The University of New Mexico's Center for Regional Studies recently selected Aimee Villarreal to participate in its Scholar-in-Residence Program as a short-term Visiting Research Scholar for the Summer 2021 term.

Villarreal received her Ph.D. in Anthropology from the University of California at Santa Cruz in 2014 and is currently an Associate Professor and Program Head of Comparative Mexican American Studies at Our Lady of the Lake University in San Antonio, Texas.

Villarreal is working to complete final revisions to her book, Sanctuaryscapes in the New Mexico Borderlands, which traces diverse mobilizations of sanctuary in New Mexico and the Ciudad Juarez, Mexico/El Paso, Texas border region from the post-Pueblo Revolt period to the present. She examines intertribal forms of sanctuary place-making and notions of radical hospitality that existed previous to the formation of the United States as a nation-state. However, the thrust of her research is on contemporary sanctuary movements and immigrant rights activism.

An eight-week CRS residency at UNM allows Villarreal to pursue community feedback and permissions needed for the publication of her book as well as to examine the Frank I. Sanchez Papers, located in UNM’s Center for Southwest Research and Special Collections, in order to provide historical context for the chapters in her book that focus on immigrant rights organizing and humanitarian aid for refugees in southeastern New Mexico during the 1980s and early 1990s. She is also examining the Kay Cole Papers focusing on a sanctuary case involving Native American activist Dennis Banks.

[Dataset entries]
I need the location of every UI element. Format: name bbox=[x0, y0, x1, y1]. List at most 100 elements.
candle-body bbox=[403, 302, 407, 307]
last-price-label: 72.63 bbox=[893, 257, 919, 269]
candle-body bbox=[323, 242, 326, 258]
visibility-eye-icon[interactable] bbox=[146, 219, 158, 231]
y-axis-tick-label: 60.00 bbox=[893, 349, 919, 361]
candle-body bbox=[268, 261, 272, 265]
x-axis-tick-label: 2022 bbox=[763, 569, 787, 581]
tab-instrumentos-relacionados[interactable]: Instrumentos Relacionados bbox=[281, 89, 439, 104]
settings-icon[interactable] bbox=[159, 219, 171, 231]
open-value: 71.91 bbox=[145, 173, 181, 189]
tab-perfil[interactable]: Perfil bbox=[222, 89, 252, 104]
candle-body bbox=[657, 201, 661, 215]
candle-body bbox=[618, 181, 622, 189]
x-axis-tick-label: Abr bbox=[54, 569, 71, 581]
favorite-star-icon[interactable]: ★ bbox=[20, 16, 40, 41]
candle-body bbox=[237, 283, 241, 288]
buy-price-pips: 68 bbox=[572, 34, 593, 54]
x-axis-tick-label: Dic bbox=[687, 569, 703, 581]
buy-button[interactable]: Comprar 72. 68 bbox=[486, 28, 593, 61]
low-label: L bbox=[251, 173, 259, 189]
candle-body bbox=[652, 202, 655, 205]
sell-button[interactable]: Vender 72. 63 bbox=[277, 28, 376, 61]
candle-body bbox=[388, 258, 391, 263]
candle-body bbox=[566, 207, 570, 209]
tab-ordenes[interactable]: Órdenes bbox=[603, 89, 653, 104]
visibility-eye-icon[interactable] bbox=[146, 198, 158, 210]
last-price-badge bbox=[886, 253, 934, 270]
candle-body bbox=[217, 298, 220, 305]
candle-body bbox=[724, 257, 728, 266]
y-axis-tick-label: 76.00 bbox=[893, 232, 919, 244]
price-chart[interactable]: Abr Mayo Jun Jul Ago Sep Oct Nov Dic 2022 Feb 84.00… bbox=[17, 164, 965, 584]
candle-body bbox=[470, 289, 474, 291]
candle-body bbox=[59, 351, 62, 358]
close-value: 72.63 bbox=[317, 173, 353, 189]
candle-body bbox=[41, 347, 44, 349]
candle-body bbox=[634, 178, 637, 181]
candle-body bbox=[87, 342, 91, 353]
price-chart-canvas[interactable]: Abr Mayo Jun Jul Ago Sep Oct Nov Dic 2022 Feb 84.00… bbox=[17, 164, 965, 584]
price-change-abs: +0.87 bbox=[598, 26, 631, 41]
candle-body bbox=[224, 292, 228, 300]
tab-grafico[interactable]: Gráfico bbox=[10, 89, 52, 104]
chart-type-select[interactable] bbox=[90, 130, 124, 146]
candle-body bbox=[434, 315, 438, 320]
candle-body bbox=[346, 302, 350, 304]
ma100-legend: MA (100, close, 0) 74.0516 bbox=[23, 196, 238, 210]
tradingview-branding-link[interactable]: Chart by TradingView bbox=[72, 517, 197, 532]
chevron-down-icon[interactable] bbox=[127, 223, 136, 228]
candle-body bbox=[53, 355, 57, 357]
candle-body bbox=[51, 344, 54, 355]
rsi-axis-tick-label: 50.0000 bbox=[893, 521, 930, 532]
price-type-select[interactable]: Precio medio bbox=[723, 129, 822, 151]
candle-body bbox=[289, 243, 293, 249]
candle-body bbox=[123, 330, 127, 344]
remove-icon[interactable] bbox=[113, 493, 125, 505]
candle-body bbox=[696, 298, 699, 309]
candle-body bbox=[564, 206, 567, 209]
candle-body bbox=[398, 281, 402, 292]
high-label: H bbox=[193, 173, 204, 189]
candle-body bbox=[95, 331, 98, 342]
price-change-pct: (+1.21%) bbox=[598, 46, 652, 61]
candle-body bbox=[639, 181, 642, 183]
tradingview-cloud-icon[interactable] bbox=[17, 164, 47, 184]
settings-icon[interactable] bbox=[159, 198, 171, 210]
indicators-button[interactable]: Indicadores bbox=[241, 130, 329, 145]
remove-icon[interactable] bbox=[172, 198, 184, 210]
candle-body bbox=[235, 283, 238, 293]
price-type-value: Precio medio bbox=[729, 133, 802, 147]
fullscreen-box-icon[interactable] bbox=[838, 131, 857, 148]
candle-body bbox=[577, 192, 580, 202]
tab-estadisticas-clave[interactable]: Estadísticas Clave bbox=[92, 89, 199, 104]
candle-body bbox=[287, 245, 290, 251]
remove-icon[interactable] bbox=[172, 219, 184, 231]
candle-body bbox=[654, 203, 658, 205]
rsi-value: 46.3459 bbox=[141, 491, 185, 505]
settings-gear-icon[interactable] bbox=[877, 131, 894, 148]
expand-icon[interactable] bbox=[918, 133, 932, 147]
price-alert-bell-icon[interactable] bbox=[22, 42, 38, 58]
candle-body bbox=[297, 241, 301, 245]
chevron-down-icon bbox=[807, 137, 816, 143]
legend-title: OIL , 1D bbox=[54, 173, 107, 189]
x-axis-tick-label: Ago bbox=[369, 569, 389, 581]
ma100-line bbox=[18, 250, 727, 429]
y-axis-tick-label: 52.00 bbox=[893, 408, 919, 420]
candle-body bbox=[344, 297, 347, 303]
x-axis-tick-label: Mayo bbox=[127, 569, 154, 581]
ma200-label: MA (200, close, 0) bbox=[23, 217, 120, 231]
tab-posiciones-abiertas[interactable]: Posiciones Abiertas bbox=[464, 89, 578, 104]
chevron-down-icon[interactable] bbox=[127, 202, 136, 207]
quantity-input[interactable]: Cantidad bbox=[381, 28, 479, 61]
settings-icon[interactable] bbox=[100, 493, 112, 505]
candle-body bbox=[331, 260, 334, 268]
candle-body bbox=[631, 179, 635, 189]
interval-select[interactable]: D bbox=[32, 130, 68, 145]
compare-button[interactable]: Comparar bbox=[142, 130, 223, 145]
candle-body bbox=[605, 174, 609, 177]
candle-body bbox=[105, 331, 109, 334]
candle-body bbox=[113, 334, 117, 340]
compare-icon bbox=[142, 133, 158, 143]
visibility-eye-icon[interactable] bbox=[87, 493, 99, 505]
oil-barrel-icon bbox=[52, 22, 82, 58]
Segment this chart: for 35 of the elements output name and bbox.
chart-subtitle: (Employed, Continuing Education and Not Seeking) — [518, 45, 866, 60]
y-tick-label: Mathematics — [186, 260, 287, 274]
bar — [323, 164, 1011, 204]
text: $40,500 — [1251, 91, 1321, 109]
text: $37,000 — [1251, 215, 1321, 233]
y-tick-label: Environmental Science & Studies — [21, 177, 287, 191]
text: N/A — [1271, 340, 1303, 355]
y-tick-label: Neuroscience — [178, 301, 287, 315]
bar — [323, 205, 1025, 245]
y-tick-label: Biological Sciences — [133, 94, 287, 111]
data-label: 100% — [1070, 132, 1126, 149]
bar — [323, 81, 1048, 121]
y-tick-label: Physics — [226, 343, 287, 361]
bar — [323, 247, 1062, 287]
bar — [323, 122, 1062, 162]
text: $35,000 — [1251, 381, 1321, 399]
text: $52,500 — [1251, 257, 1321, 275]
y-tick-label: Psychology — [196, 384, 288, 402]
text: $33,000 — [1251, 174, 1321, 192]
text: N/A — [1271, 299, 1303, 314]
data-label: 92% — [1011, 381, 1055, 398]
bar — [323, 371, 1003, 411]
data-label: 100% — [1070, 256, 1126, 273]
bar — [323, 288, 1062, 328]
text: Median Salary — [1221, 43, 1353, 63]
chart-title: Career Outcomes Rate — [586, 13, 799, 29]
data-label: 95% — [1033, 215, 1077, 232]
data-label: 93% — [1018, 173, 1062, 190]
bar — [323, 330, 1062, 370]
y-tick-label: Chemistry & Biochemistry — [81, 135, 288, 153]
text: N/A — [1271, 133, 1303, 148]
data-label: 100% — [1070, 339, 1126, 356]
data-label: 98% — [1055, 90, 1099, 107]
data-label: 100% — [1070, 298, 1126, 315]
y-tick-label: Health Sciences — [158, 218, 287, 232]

Task item A:
Using the announcement about Aimee Villarreal's residency, say whether each statement agrees with it: (i) Villarreal earned her Ph.D. from the University of California at Santa Cruz in 2014; (ii) the residency at UNM lasts twelve weeks; (iii) her research centers mainly on the period before the United States became a nation-state. For each, answer yes or no and quote the words of the text that decide it.
Task item B:
Extend the announcement about Aimee Villarreal's residency, picking up after its last sentence.
The items are not needed for any of this.

Exercise result A:
(i) Yes: "received her Ph.D. in Anthropology from the University of California at Santa Cruz in 2014"
(ii) No: "An eight-week CRS residency at UNM"
(iii) No: "the thrust of her research is on contemporary sanctuary movements and immigrant rights activism"

Exercise result B:
Villarreal said she has already found intriguing information in her studies at UNM that resounds today.

“Here's a little nugget I discovered my first week,” she said. “One of the most interesting discoveries I made in the Southwest Research Center archives at UNM involving sanctuary movements and immigrant rights organizing in New Mexico was that in 1983 the Roswell City Council unanimously approved to repurpose the Roswell International Air Center as one of the first private immigrant detention centers in the nation. A coalition of faith-based and Latino groups organized to block the detention center and they were successful.

"The grassroots campaign sparked the immigrant rights movement in the region. As the Sanctuary Movement of the 1980s was emerging, so were privatized immigration detention centers, which were new at the time. New Mexico was at the center of these developments, which continue to be relevant today concerning refugees from Central America.”